**AIM OF THE EXERCISE**. Make an exact copy of all the records.

**INFORMATION SHOWN**.
-.-.-
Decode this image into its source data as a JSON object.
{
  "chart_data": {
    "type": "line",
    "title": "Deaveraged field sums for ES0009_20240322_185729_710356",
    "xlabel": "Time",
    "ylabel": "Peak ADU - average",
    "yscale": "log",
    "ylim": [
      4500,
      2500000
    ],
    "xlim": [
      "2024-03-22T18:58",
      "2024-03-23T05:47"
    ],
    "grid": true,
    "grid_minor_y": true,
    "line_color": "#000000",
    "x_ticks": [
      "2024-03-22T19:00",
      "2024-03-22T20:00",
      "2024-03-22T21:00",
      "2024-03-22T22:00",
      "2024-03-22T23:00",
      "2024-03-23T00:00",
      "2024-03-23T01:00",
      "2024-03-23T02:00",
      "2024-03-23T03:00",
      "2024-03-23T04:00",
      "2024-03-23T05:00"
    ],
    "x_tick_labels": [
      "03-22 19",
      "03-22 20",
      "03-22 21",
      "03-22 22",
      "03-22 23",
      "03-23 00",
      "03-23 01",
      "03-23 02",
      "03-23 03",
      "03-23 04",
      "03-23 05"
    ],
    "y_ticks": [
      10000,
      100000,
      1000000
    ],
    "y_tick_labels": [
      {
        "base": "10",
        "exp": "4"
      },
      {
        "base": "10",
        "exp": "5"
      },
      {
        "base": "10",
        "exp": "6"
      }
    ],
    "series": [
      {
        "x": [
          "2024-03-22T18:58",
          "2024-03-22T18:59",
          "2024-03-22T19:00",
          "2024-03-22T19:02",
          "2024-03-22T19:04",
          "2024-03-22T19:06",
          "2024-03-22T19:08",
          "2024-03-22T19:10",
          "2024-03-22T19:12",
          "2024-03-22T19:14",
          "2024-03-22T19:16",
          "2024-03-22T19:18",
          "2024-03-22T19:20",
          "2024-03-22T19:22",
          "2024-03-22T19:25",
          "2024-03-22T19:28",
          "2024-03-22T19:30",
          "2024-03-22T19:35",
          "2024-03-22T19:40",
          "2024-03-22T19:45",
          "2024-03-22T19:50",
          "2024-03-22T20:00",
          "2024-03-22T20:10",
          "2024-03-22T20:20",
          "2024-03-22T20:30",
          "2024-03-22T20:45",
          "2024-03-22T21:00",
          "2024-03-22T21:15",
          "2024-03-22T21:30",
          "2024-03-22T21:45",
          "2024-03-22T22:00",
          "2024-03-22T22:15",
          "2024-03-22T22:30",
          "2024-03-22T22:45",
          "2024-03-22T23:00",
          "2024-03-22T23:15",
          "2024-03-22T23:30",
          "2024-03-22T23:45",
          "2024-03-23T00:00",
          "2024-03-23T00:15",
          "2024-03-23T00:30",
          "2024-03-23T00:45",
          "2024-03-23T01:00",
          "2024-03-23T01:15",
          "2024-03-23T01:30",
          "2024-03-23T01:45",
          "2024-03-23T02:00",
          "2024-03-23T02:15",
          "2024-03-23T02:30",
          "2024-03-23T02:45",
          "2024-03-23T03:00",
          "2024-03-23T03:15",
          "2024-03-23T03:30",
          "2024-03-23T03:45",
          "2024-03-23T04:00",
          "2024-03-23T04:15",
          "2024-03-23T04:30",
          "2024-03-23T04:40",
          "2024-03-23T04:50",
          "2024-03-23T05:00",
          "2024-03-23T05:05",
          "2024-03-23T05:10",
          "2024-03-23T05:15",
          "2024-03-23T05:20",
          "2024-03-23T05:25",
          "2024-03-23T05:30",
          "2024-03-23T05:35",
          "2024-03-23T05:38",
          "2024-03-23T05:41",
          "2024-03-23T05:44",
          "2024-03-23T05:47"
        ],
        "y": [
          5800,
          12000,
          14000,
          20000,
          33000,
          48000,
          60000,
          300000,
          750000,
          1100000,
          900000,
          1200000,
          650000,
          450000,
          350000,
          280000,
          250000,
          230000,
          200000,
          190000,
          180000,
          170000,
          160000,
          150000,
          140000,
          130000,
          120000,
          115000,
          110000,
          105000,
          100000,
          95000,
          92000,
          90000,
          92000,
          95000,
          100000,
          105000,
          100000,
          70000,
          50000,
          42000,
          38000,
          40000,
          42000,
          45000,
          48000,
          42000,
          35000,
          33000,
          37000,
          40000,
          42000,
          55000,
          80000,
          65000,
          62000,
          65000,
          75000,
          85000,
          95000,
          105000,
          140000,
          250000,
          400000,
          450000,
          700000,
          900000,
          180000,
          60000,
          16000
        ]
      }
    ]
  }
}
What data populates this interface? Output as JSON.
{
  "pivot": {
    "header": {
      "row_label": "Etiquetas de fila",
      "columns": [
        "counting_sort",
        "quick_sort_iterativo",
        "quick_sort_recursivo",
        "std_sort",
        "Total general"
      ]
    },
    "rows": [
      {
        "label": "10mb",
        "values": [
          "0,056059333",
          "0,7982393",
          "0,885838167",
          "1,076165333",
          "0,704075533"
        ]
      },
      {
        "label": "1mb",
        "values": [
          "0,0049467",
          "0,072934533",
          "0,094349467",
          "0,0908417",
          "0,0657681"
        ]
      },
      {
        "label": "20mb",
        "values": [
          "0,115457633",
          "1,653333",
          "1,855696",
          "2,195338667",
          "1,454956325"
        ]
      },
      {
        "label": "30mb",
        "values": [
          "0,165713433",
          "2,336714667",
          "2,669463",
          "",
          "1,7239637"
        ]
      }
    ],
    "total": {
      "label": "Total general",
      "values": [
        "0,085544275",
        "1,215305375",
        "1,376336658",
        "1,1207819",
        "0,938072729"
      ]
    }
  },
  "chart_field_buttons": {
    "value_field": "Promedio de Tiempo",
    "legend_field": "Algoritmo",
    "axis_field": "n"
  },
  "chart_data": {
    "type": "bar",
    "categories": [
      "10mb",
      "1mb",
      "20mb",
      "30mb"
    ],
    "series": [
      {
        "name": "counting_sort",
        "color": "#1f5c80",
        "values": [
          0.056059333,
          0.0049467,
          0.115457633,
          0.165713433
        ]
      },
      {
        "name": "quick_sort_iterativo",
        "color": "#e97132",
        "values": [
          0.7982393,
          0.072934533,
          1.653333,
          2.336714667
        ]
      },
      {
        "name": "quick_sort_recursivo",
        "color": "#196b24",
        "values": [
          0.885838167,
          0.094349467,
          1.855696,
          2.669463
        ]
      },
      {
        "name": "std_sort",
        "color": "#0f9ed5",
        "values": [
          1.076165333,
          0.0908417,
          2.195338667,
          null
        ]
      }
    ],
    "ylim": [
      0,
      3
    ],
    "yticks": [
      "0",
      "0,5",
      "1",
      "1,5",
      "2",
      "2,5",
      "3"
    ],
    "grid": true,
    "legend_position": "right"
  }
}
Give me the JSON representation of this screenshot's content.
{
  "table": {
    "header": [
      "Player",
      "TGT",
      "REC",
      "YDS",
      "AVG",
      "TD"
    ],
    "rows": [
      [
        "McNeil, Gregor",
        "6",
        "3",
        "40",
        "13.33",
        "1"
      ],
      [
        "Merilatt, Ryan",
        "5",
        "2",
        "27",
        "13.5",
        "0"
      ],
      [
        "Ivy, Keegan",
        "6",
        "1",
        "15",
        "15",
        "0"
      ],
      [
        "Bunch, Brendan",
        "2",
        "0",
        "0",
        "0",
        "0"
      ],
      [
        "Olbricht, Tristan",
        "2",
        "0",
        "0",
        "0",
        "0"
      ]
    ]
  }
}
-.-.-
**RESPONSE FOR THIS EXERCISE**.
Decode this image into its source data as a JSON object.
{
  "chart_data": {
    "type": "line",
    "title": "Deaveraged field sums for ES0009_20240322_185729_710356",
    "xlabel": "Time",
    "ylabel": "Peak ADU - average",
    "yscale": "log",
    "ylim": [
      4500,
      2500000
    ],
    "xlim": [
      "2024-03-22T18:58",
      "2024-03-23T05:47"
    ],
    "grid": true,
    "grid_minor_y": true,
    "line_color": "#000000",
    "x_ticks": [
      "2024-03-22T19:00",
      "2024-03-22T20:00",
      "2024-03-22T21:00",
      "2024-03-22T22:00",
      "2024-03-22T23:00",
      "2024-03-23T00:00",
      "2024-03-23T01:00",
      "2024-03-23T02:00",
      "2024-03-23T03:00",
      "2024-03-23T04:00",
      "2024-03-23T05:00"
    ],
    "x_tick_labels": [
      "03-22 19",
      "03-22 20",
      "03-22 21",
      "03-22 22",
      "03-22 23",
      "03-23 00",
      "03-23 01",
      "03-23 02",
      "03-23 03",
      "03-23 04",
      "03-23 05"
    ],
    "y_ticks": [
      10000,
      100000,
      1000000
    ],
    "y_tick_labels": [
      {
        "base": "10",
        "exp": "4"
      },
      {
        "base": "10",
        "exp": "5"
      },
      {
        "base": "10",
        "exp": "6"
      }
    ],
    "series": [
      {
        "x": [
          "2024-03-22T18:58",
          "2024-03-22T18:59",
          "2024-03-22T19:00",
          "2024-03-22T19:02",
          "2024-03-22T19:04",
          "2024-03-22T19:06",
          "2024-03-22T19:08",
          "2024-03-22T19:10",
          "2024-03-22T19:12",
          "2024-03-22T19:14",
          "2024-03-22T19:16",
          "2024-03-22T19:18",
          "2024-03-22T19:20",
          "2024-03-22T19:22",
          "2024-03-22T19:25",
          "2024-03-22T19:28",
          "2024-03-22T19:30",
          "2024-03-22T19:35",
          "2024-03-22T19:40",
          "2024-03-22T19:45",
          "2024-03-22T19:50",
          "2024-03-22T20:00",
          "2024-03-22T20:10",
          "2024-03-22T20:20",
          "2024-03-22T20:30",
          "2024-03-22T20:45",
          "2024-03-22T21:00",
          "2024-03-22T21:15",
          "2024-03-22T21:30",
          "2024-03-22T21:45",
          "2024-03-22T22:00",
          "2024-03-22T22:15",
          "2024-03-22T22:30",
          "2024-03-22T22:45",
          "2024-03-22T23:00",
          "2024-03-22T23:15",
          "2024-03-22T23:30",
          "2024-03-22T23:45",
          "2024-03-23T00:00",
          "2024-03-23T00:15",
          "2024-03-23T00:30",
          "2024-03-23T00:45",
          "2024-03-23T01:00",
          "2024-03-23T01:15",
          "2024-03-23T01:30",
          "2024-03-23T01:45",
          "2024-03-23T02:00",
          "2024-03-23T02:15",
          "2024-03-23T02:30",
          "2024-03-23T02:45",
          "2024-03-23T03:00",
          "2024-03-23T03:15",
          "2024-03-23T03:30",
          "2024-03-23T03:45",
          "2024-03-23T04:00",
          "2024-03-23T04:15",
          "2024-03-23T04:30",
          "2024-03-23T04:40",
          "2024-03-23T04:50",
          "2024-03-23T05:00",
          "2024-03-23T05:05",
          "2024-03-23T05:10",
          "2024-03-23T05:15",
          "2024-03-23T05:20",
          "2024-03-23T05:25",
          "2024-03-23T05:30",
          "2024-03-23T05:35",
          "2024-03-23T05:38",
          "2024-03-23T05:41",
          "2024-03-23T05:44",
          "2024-03-23T05:47"
        ],
        "y": [
          5800,
          12000,
          14000,
          20000,
          33000,
          48000,
          60000,
          300000,
          750000,
          1100000,
          900000,
          1200000,
          650000,
          450000,
          350000,
          280000,
          250000,
          230000,
          200000,
          190000,
          180000,
          170000,
          160000,
          150000,
          140000,
          130000,
          120000,
          115000,
          110000,
          105000,
          100000,
          95000,
          92000,
          90000,
          92000,
          95000,
          100000,
          105000,
          100000,
          70000,
          50000,
          42000,
          38000,
          40000,
          42000,
          45000,
          48000,
          42000,
          35000,
          33000,
          37000,
          40000,
          42000,
          55000,
          80000,
          65000,
          62000,
          65000,
          75000,
          85000,
          95000,
          105000,
          140000,
          250000,
          400000,
          450000,
          700000,
          900000,
          180000,
          60000,
          16000
        ]
      }
    ]
  }
}
What data populates this interface? Output as JSON.
{
  "pivot": {
    "header": {
      "row_label": "Etiquetas de fila",
      "columns": [
        "counting_sort",
        "quick_sort_iterativo",
        "quick_sort_recursivo",
        "std_sort",
        "Total general"
      ]
    },
    "rows": [
      {
        "label": "10mb",
        "values": [
          "0,056059333",
          "0,7982393",
          "0,885838167",
          "1,076165333",
          "0,704075533"
        ]
      },
      {
        "label": "1mb",
        "values": [
          "0,0049467",
          "0,072934533",
          "0,094349467",
          "0,0908417",
          "0,0657681"
        ]
      },
      {
        "label": "20mb",
        "values": [
          "0,115457633",
          "1,653333",
          "1,855696",
          "2,195338667",
          "1,454956325"
        ]
      },
      {
        "label": "30mb",
        "values": [
          "0,165713433",
          "2,336714667",
          "2,669463",
          "",
          "1,7239637"
        ]
      }
    ],
    "total": {
      "label": "Total general",
      "values": [
        "0,085544275",
        "1,215305375",
        "1,376336658",
        "1,1207819",
        "0,938072729"
      ]
    }
  },
  "chart_field_buttons": {
    "value_field": "Promedio de Tiempo",
    "legend_field": "Algoritmo",
    "axis_field": "n"
  },
  "chart_data": {
    "type": "bar",
    "categories": [
      "10mb",
      "1mb",
      "20mb",
      "30mb"
    ],
    "series": [
      {
        "name": "counting_sort",
        "color": "#1f5c80",
        "values": [
          0.056059333,
          0.0049467,
          0.115457633,
          0.165713433
        ]
      },
      {
        "name": "quick_sort_iterativo",
        "color": "#e97132",
        "values": [
          0.7982393,
          0.072934533,
          1.653333,
          2.336714667
        ]
      },
      {
        "name": "quick_sort_recursivo",
        "color": "#196b24",
        "values": [
          0.885838167,
          0.094349467,
          1.855696,
          2.669463
        ]
      },
      {
        "name": "std_sort",
        "color": "#0f9ed5",
        "values": [
          1.076165333,
          0.0908417,
          2.195338667,
          null
        ]
      }
    ],
    "ylim": [
      0,
      3
    ],
    "yticks": [
      "0",
      "0,5",
      "1",
      "1,5",
      "2",
      "2,5",
      "3"
    ],
    "grid": true,
    "legend_position": "right"
  }
}
Give me the JSON representation of this screenshot's content.
{
  "table": {
    "header": [
      "Player",
      "TGT",
      "REC",
      "YDS",
      "AVG",
      "TD"
    ],
    "rows": [
      [
        "McNeil, Gregor",
        "6",
        "3",
        "40",
        "13.33",
        "1"
      ],
      [
        "Merilatt, Ryan",
        "5",
        "2",
        "27",
        "13.5",
        "0"
      ],
      [
        "Ivy, Keegan",
        "6",
        "1",
        "15",
        "15",
        "0"
      ],
      [
        "Bunch, Brendan",
        "2",
        "0",
        "0",
        "0",
        "0"
      ],
      [
        "Olbricht, Tristan",
        "2",
        "0",
        "0",
        "0",
        "0"
      ]
    ]
  }
}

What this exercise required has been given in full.